Task description: Copy each line below in which the string "province" occurs.

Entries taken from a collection
·····

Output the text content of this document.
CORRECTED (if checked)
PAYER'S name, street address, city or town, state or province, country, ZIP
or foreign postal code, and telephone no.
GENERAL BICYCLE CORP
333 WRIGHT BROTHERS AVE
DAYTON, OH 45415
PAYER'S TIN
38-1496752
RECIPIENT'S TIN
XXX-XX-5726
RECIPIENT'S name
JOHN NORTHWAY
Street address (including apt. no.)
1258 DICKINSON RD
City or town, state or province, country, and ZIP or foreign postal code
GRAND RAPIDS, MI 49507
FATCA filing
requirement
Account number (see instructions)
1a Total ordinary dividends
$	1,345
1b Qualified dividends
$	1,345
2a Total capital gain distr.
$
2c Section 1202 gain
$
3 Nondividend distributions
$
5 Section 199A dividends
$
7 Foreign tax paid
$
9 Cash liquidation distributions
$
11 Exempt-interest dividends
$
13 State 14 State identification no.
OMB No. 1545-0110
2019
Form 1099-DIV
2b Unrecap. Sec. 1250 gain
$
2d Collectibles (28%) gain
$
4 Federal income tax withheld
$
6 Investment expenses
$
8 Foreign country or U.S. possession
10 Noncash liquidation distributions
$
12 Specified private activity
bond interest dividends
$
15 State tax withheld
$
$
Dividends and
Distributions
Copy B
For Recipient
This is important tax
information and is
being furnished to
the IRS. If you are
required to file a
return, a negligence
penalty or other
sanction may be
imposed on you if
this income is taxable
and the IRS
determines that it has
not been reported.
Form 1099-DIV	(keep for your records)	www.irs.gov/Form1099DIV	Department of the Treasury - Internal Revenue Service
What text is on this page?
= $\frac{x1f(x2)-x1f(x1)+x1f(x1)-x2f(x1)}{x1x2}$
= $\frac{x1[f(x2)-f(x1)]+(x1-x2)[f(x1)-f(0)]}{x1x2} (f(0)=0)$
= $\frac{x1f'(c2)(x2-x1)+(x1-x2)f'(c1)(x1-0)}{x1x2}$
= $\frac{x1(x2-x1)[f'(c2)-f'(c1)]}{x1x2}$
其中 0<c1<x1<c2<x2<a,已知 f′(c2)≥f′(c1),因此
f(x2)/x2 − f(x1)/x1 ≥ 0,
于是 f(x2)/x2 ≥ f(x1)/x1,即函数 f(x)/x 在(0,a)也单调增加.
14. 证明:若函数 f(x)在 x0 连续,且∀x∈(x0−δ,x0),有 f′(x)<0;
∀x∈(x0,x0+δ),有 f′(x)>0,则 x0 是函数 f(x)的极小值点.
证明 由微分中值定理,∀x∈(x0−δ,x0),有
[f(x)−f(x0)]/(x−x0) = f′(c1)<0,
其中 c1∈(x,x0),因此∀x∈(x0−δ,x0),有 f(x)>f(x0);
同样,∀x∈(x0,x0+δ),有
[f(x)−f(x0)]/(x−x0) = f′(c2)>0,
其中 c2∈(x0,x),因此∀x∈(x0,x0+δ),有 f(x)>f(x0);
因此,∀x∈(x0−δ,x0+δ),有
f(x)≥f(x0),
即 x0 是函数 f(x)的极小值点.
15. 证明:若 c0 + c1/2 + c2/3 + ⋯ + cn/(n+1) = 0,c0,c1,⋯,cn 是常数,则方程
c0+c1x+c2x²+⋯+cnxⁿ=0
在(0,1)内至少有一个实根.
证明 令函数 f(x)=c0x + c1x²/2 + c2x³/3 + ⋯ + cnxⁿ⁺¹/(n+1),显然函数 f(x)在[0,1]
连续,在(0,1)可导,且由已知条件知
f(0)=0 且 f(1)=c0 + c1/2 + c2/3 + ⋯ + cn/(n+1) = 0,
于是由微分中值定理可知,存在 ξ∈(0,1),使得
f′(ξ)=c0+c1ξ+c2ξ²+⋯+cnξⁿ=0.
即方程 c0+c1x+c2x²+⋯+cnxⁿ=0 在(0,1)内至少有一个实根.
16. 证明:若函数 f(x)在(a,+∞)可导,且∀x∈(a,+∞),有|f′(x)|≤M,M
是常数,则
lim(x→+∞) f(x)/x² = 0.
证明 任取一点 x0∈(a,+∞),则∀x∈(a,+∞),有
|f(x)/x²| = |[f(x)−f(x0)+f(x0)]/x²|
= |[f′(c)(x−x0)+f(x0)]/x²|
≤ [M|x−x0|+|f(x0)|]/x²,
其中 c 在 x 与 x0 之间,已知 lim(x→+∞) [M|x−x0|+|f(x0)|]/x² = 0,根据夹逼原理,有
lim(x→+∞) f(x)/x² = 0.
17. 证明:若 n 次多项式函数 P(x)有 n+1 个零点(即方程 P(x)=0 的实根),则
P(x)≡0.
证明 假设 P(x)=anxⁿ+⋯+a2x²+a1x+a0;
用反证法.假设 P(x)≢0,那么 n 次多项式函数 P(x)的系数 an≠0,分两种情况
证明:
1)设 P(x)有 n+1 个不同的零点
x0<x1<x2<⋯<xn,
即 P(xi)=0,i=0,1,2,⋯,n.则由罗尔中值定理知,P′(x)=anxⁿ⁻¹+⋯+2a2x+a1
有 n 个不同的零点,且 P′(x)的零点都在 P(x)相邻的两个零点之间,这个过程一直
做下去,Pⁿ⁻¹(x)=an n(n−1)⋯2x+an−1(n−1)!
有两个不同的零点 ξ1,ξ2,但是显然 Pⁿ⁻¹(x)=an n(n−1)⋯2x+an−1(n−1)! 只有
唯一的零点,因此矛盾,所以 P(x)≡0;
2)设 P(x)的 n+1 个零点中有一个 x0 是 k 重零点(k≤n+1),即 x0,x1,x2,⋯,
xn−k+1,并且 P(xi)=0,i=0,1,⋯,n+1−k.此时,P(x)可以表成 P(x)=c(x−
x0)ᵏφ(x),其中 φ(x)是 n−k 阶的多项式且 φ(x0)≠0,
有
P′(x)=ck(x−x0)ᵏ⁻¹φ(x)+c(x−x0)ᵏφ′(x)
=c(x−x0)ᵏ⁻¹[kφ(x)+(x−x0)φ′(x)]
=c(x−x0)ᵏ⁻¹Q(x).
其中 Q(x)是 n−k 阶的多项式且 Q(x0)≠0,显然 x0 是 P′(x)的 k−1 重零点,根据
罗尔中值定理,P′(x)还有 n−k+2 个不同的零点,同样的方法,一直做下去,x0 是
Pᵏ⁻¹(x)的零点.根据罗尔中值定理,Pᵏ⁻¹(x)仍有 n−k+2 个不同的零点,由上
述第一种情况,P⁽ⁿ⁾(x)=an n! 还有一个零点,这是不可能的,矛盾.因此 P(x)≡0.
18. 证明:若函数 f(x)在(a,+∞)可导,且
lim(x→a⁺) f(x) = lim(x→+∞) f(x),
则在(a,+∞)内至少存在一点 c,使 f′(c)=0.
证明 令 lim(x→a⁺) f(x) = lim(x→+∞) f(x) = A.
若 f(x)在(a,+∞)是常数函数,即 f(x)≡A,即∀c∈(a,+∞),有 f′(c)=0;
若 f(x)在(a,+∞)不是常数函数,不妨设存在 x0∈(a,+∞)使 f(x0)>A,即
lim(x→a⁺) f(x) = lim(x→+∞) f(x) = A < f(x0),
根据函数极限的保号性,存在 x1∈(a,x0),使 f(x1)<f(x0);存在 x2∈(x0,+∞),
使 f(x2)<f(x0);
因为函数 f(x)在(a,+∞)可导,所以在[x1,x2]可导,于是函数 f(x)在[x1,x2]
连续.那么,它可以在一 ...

·····

Expected answer:
PAYER'S name, street address, city or town, state or province, country, ZIP
City or town, state or province, country, and ZIP or foreign postal code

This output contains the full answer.